What is the number of lines containing the word "locations"? Give that number alone.
====== Provided data ======
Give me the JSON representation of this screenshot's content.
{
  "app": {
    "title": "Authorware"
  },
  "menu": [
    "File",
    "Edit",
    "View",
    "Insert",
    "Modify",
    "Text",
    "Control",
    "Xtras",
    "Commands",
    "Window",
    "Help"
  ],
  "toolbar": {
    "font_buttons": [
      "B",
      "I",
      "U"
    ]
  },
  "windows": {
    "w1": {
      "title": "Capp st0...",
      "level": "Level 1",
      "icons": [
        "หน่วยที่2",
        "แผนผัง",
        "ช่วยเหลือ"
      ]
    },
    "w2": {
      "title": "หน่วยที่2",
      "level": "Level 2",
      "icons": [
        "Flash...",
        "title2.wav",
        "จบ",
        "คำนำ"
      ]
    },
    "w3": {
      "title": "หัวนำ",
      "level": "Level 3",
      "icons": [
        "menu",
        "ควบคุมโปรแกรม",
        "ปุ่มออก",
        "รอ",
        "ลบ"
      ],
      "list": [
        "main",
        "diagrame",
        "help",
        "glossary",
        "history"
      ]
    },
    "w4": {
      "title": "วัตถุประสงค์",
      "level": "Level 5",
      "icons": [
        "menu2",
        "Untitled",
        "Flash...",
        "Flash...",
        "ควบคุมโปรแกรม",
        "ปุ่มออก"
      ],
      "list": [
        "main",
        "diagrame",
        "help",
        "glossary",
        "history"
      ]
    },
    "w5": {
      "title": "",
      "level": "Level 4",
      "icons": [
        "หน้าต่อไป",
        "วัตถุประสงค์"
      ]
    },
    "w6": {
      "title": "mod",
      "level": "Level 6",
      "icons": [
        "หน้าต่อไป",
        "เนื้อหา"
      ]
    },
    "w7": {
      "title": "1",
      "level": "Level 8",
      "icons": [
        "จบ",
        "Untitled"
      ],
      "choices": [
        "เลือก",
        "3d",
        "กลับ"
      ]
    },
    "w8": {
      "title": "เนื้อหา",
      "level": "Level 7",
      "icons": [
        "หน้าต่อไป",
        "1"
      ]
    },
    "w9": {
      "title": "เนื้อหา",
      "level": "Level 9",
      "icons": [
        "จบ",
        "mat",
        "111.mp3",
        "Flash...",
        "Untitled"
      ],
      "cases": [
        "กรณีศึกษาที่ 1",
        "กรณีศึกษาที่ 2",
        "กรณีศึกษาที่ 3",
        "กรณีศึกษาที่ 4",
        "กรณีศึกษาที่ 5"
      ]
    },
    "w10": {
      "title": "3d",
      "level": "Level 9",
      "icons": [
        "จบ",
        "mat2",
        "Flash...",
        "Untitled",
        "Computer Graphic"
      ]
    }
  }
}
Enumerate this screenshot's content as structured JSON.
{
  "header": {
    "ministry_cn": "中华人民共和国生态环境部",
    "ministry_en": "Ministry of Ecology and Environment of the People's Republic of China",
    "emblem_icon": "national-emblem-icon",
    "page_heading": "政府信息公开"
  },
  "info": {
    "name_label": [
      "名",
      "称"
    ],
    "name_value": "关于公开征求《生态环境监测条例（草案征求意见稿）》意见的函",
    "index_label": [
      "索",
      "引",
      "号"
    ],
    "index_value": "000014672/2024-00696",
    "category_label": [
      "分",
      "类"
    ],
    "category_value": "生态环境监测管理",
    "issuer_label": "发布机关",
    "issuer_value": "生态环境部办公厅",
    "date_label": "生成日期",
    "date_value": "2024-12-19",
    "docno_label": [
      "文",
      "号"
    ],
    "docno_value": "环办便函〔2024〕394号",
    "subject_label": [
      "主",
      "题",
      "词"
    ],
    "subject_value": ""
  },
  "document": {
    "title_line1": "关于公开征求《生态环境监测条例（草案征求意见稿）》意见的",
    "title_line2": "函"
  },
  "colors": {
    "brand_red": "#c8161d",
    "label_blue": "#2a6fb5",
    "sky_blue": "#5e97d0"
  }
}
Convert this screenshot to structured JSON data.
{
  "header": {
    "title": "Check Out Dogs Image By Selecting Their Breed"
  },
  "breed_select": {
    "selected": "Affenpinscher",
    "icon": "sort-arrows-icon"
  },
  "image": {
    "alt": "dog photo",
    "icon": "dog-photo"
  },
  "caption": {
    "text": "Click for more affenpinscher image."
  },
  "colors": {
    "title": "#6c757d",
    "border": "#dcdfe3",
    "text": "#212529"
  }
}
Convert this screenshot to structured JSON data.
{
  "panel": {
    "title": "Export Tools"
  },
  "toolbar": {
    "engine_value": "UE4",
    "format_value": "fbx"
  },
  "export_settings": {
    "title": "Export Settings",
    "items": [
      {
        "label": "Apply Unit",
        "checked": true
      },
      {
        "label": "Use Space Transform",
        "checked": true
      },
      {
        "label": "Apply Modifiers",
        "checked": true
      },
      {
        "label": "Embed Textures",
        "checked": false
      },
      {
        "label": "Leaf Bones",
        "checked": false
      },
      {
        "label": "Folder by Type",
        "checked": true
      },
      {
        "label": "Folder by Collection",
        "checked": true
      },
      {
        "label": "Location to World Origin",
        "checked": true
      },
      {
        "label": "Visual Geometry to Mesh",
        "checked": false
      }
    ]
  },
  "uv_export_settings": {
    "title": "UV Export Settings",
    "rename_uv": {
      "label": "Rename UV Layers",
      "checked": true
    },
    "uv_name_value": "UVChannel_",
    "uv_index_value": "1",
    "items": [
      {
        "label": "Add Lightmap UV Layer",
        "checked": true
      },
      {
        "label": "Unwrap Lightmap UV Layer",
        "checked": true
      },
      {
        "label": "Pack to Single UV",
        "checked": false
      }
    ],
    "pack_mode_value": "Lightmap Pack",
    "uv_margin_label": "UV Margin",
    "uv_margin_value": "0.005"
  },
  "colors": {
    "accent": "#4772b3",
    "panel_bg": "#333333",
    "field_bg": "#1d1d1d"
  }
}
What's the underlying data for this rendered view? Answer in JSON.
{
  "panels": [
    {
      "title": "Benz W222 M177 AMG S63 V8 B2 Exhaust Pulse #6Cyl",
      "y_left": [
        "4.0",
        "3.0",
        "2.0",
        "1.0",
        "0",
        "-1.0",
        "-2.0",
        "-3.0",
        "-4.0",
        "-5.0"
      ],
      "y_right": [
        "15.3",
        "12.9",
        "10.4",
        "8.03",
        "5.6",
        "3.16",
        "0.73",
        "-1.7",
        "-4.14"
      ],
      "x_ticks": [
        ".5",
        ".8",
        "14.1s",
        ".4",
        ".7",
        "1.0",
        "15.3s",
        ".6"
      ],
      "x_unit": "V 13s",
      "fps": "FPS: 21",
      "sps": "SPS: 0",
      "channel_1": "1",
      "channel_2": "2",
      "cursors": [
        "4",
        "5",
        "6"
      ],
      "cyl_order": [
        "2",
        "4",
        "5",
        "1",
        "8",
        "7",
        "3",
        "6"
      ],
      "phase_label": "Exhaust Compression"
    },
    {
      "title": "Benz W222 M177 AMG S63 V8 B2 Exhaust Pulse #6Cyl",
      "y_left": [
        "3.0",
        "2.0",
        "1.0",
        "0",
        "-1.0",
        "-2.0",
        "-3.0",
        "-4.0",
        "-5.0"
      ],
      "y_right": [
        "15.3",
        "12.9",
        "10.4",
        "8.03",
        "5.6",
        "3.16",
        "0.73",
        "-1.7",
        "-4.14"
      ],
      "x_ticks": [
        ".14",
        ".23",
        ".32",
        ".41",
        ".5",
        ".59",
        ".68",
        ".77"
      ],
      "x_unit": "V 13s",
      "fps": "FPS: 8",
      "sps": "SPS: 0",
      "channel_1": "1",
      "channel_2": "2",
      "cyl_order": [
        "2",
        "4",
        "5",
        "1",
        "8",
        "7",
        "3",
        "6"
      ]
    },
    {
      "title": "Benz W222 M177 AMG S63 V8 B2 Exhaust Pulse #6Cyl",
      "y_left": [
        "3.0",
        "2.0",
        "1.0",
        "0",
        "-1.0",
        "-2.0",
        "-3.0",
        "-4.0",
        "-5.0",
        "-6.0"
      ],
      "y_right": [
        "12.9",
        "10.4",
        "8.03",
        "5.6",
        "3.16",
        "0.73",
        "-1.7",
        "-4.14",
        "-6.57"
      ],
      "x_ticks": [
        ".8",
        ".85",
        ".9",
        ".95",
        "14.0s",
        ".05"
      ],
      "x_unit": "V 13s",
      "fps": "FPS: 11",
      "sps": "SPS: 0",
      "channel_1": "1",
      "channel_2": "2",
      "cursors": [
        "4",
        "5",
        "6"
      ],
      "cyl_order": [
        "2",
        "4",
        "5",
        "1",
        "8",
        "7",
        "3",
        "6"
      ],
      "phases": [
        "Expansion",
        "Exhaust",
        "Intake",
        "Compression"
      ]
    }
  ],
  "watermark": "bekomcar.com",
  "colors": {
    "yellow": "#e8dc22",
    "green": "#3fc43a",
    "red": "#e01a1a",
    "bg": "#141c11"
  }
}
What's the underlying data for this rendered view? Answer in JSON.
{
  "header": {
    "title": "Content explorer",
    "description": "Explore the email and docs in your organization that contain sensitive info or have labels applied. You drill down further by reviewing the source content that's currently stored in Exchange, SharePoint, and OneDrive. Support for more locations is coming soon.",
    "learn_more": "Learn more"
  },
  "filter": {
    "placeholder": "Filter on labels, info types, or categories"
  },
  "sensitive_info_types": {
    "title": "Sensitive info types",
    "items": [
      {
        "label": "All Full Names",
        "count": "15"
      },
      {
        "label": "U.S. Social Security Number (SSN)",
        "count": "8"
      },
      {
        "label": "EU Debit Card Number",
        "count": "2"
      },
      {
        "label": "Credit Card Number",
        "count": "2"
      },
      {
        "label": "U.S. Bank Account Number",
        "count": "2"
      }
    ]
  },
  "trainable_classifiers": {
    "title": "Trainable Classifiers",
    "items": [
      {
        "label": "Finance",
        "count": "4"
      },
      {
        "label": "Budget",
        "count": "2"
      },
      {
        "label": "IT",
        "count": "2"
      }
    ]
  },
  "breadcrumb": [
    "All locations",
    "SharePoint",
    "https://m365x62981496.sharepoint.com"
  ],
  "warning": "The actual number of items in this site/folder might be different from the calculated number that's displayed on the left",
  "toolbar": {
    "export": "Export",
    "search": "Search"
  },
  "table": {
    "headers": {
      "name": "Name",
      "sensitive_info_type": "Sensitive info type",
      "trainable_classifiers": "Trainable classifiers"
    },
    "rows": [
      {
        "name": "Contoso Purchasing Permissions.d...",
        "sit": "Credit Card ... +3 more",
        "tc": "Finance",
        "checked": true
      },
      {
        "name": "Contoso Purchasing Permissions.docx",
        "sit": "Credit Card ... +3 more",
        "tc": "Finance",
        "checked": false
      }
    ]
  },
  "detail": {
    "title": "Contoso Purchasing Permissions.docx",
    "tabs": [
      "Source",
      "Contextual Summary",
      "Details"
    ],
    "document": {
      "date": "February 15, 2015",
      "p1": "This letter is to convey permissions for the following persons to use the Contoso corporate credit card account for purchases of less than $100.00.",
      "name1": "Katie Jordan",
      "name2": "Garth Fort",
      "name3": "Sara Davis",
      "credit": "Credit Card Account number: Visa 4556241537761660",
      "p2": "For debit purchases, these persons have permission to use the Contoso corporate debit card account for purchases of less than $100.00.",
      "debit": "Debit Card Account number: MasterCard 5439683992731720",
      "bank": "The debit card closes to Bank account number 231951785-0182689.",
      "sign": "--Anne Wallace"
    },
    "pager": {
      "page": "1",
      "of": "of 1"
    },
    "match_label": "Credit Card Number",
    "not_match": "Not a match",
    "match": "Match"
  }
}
======
● **Output of the exercise**
2